**Task goal:** Exactly how many lines in this listing contain "signaling"? Only the number is needed.

**Task input:**
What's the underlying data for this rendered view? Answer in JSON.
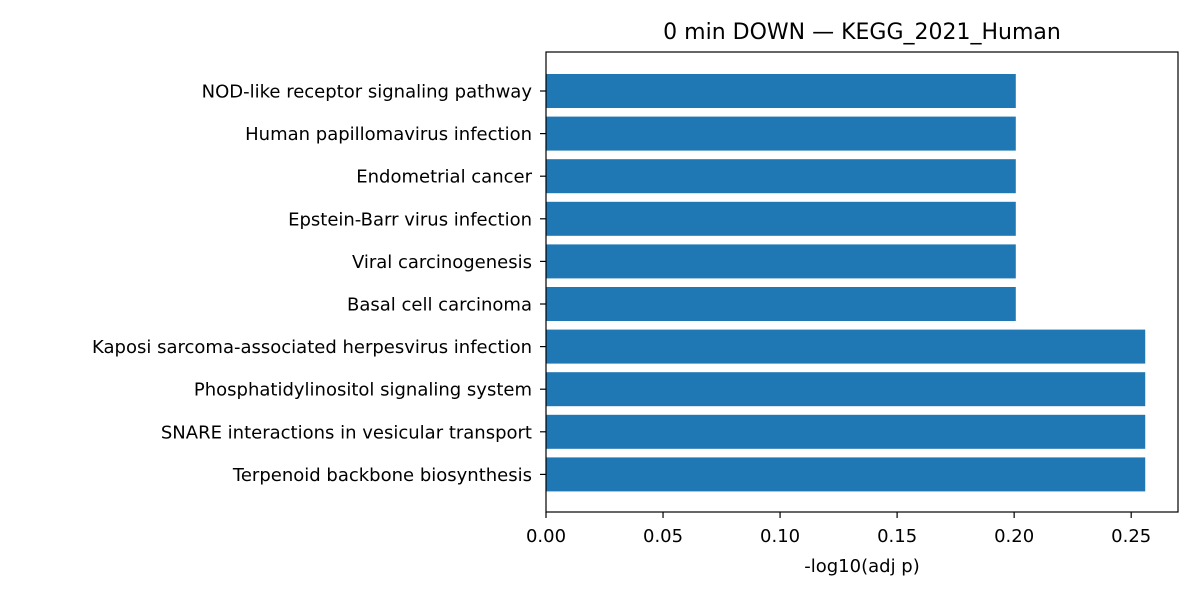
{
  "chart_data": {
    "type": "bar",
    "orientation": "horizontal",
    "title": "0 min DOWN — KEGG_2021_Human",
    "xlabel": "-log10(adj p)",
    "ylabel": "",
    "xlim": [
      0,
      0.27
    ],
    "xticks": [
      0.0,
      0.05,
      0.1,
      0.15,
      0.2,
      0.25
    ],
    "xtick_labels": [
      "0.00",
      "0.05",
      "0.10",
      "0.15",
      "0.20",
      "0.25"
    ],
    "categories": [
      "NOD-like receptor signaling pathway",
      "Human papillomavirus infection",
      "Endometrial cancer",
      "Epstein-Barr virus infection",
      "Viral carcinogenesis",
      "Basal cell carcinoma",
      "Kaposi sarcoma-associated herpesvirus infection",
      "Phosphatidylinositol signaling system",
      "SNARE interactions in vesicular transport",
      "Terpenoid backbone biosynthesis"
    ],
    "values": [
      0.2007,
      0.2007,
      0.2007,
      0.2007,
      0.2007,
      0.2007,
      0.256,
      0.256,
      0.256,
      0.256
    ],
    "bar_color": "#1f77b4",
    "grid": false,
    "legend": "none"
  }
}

**Worked solution:** 2